## Data to use
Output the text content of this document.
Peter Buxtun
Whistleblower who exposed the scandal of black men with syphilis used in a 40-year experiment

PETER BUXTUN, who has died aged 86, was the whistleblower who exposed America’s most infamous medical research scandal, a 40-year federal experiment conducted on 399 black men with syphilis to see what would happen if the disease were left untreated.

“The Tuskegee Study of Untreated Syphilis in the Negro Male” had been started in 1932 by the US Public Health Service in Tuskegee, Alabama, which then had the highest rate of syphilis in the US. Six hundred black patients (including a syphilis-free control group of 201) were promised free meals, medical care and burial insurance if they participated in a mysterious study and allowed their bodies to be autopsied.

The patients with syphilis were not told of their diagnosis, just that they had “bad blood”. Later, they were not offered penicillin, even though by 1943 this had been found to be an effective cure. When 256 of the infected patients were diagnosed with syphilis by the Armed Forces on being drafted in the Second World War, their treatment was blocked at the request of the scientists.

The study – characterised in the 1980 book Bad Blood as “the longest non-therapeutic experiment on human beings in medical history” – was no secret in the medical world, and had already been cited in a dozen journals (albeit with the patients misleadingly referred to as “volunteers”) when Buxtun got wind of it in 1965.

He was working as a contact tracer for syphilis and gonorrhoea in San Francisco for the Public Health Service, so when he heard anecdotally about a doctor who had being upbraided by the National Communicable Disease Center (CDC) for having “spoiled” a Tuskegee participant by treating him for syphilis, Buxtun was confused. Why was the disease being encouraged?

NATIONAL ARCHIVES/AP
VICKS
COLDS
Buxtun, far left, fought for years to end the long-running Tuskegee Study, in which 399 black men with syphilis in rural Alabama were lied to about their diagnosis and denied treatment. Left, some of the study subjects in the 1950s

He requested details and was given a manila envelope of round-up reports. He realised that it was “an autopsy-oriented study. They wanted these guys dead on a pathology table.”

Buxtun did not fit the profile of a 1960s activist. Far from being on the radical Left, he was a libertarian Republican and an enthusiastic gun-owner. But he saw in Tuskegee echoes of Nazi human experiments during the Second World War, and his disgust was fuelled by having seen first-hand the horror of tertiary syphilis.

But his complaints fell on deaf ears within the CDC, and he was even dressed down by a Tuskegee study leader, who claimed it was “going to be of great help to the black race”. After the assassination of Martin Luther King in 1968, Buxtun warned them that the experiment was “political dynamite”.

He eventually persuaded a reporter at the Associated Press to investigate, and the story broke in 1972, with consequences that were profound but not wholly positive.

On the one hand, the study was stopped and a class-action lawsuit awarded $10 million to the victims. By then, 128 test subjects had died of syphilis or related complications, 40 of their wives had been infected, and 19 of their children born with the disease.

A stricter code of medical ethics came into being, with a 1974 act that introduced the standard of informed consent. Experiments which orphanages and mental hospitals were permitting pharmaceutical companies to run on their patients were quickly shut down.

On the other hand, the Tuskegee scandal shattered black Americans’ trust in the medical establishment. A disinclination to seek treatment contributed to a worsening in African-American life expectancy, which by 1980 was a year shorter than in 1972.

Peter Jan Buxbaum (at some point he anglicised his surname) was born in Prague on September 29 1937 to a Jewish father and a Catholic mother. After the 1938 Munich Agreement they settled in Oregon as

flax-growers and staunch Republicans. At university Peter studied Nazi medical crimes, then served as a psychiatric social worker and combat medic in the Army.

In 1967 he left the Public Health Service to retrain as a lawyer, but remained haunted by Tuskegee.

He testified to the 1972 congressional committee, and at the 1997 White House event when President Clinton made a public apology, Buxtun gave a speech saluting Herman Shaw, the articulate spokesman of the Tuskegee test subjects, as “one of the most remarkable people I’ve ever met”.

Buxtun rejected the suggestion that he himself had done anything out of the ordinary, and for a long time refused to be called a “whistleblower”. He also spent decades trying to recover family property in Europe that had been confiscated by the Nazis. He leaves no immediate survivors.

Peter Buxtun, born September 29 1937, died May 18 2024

## Work item
Having read the material, set all of it down again without a single difference.

## Answer space
Output the text content of this document.
Peter Buxtun
Whistleblower who exposed the scandal of black men with syphilis used in a 40-year experiment

PETER BUXTUN, who has died aged 86, was the whistleblower who exposed America’s most infamous medical research scandal, a 40-year federal experiment conducted on 399 black men with syphilis to see what would happen if the disease were left untreated.

“The Tuskegee Study of Untreated Syphilis in the Negro Male” had been started in 1932 by the US Public Health Service in Tuskegee, Alabama, which then had the highest rate of syphilis in the US. Six hundred black patients (including a syphilis-free control group of 201) were promised free meals, medical care and burial insurance if they participated in a mysterious study and allowed their bodies to be autopsied.

The patients with syphilis were not told of their diagnosis, just that they had “bad blood”. Later, they were not offered penicillin, even though by 1943 this had been found to be an effective cure. When 256 of the infected patients were diagnosed with syphilis by the Armed Forces on being drafted in the Second World War, their treatment was blocked at the request of the scientists.

The study – characterised in the 1980 book Bad Blood as “the longest non-therapeutic experiment on human beings in medical history” – was no secret in the medical world, and had already been cited in a dozen journals (albeit with the patients misleadingly referred to as “volunteers”) when Buxtun got wind of it in 1965.

He was working as a contact tracer for syphilis and gonorrhoea in San Francisco for the Public Health Service, so when he heard anecdotally about a doctor who had being upbraided by the National Communicable Disease Center (CDC) for having “spoiled” a Tuskegee participant by treating him for syphilis, Buxtun was confused. Why was the disease being encouraged?

NATIONAL ARCHIVES/AP
VICKS
COLDS
Buxtun, far left, fought for years to end the long-running Tuskegee Study, in which 399 black men with syphilis in rural Alabama were lied to about their diagnosis and denied treatment. Left, some of the study subjects in the 1950s

He requested details and was given a manila envelope of round-up reports. He realised that it was “an autopsy-oriented study. They wanted these guys dead on a pathology table.”

Buxtun did not fit the profile of a 1960s activist. Far from being on the radical Left, he was a libertarian Republican and an enthusiastic gun-owner. But he saw in Tuskegee echoes of Nazi human experiments during the Second World War, and his disgust was fuelled by having seen first-hand the horror of tertiary syphilis.

But his complaints fell on deaf ears within the CDC, and he was even dressed down by a Tuskegee study leader, who claimed it was “going to be of great help to the black race”. After the assassination of Martin Luther King in 1968, Buxtun warned them that the experiment was “political dynamite”.

He eventually persuaded a reporter at the Associated Press to investigate, and the story broke in 1972, with consequences that were profound but not wholly positive.

On the one hand, the study was stopped and a class-action lawsuit awarded $10 million to the victims. By then, 128 test subjects had died of syphilis or related complications, 40 of their wives had been infected, and 19 of their children born with the disease.

A stricter code of medical ethics came into being, with a 1974 act that introduced the standard of informed consent. Experiments which orphanages and mental hospitals were permitting pharmaceutical companies to run on their patients were quickly shut down.

On the other hand, the Tuskegee scandal shattered black Americans’ trust in the medical establishment. A disinclination to seek treatment contributed to a worsening in African-American life expectancy, which by 1980 was a year shorter than in 1972.

Peter Jan Buxbaum (at some point he anglicised his surname) was born in Prague on September 29 1937 to a Jewish father and a Catholic mother. After the 1938 Munich Agreement they settled in Oregon as

flax-growers and staunch Republicans. At university Peter studied Nazi medical crimes, then served as a psychiatric social worker and combat medic in the Army.

In 1967 he left the Public Health Service to retrain as a lawyer, but remained haunted by Tuskegee.

He testified to the 1972 congressional committee, and at the 1997 White House event when President Clinton made a public apology, Buxtun gave a speech saluting Herman Shaw, the articulate spokesman of the Tuskegee test subjects, as “one of the most remarkable people I’ve ever met”.

Buxtun rejected the suggestion that he himself had done anything out of the ordinary, and for a long time refused to be called a “whistleblower”. He also spent decades trying to recover family property in Europe that had been confiscated by the Nazis. He leaves no immediate survivors.

Peter Buxtun, born September 29 1937, died May 18 2024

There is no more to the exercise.